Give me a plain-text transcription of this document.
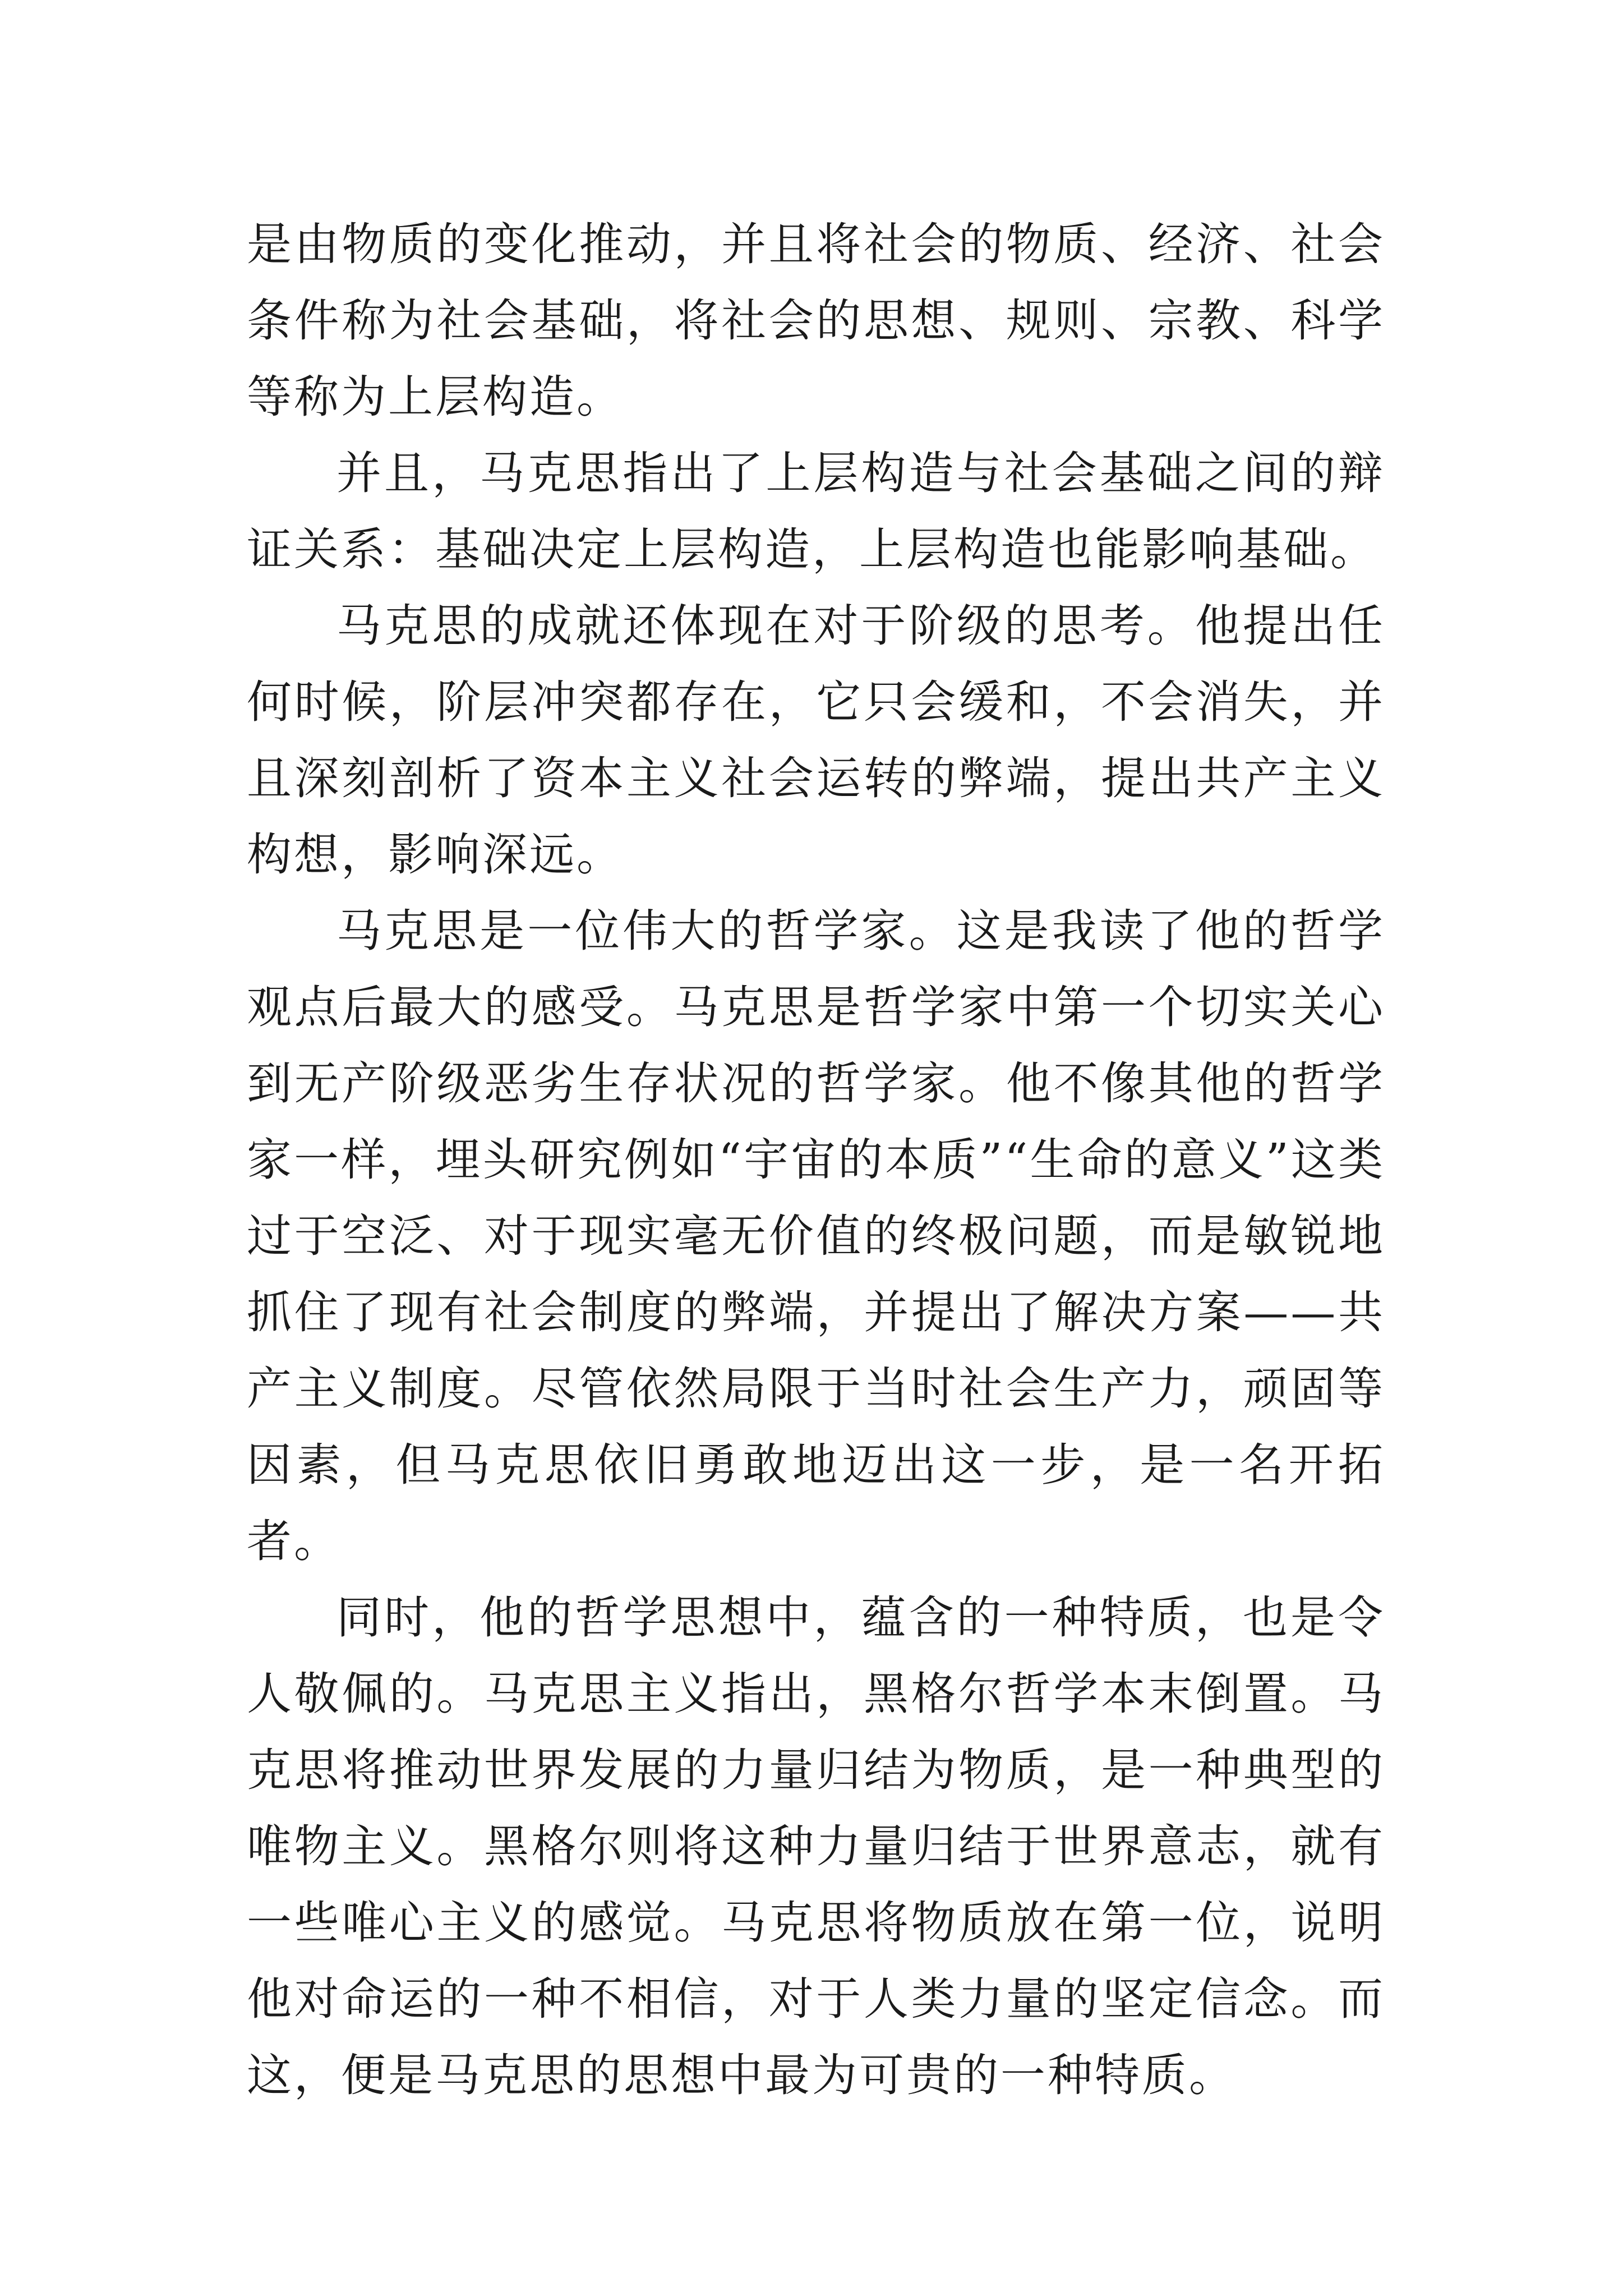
是由物质的变化推动，并且将社会的物质、经济、社会条件称为社会基础，将社会的思想、规则、宗教、科学等称为上层构造。

并且，马克思指出了上层构造与社会基础之间的辩证关系：基础决定上层构造，上层构造也能影响基础。

马克思的成就还体现在对于阶级的思考。他提出任何时候，阶层冲突都存在，它只会缓和，不会消失，并且深刻剖析了资本主义社会运转的弊端，提出共产主义构想，影响深远。

马克思是一位伟大的哲学家。这是我读了他的哲学观点后最大的感受。马克思是哲学家中第一个切实关心到无产阶级恶劣生存状况的哲学家。他不像其他的哲学家一样，埋头研究例如“宇宙的本质”“生命的意义”这类过于空泛、对于现实毫无价值的终极问题，而是敏锐地抓住了现有社会制度的弊端，并提出了解决方案——共产主义制度。尽管依然局限于当时社会生产力，顽固等因素，但马克思依旧勇敢地迈出这一步，是一名开拓者。

同时，他的哲学思想中，蕴含的一种特质，也是令人敬佩的。马克思主义指出，黑格尔哲学本末倒置。马克思将推动世界发展的力量归结为物质，是一种典型的唯物主义。黑格尔则将这种力量归结于世界意志，就有一些唯心主义的感觉。马克思将物质放在第一位，说明他对命运的一种不相信，对于人类力量的坚定信念。而这，便是马克思的思想中最为可贵的一种特质。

================

• _STATED EXERCISE_: Your task is to retype all the entries exactly and leave out any pictures.

• _RESULT OF THE TASK_:
Give me a plain-text transcription of this document.
是由物质的变化推动，并且将社会的物质、经济、社会条件称为社会基础，将社会的思想、规则、宗教、科学等称为上层构造。

并且，马克思指出了上层构造与社会基础之间的辩证关系：基础决定上层构造，上层构造也能影响基础。

马克思的成就还体现在对于阶级的思考。他提出任何时候，阶层冲突都存在，它只会缓和，不会消失，并且深刻剖析了资本主义社会运转的弊端，提出共产主义构想，影响深远。

马克思是一位伟大的哲学家。这是我读了他的哲学观点后最大的感受。马克思是哲学家中第一个切实关心到无产阶级恶劣生存状况的哲学家。他不像其他的哲学家一样，埋头研究例如“宇宙的本质”“生命的意义”这类过于空泛、对于现实毫无价值的终极问题，而是敏锐地抓住了现有社会制度的弊端，并提出了解决方案——共产主义制度。尽管依然局限于当时社会生产力，顽固等因素，但马克思依旧勇敢地迈出这一步，是一名开拓者。

同时，他的哲学思想中，蕴含的一种特质，也是令人敬佩的。马克思主义指出，黑格尔哲学本末倒置。马克思将推动世界发展的力量归结为物质，是一种典型的唯物主义。黑格尔则将这种力量归结于世界意志，就有一些唯心主义的感觉。马克思将物质放在第一位，说明他对命运的一种不相信，对于人类力量的坚定信念。而这，便是马克思的思想中最为可贵的一种特质。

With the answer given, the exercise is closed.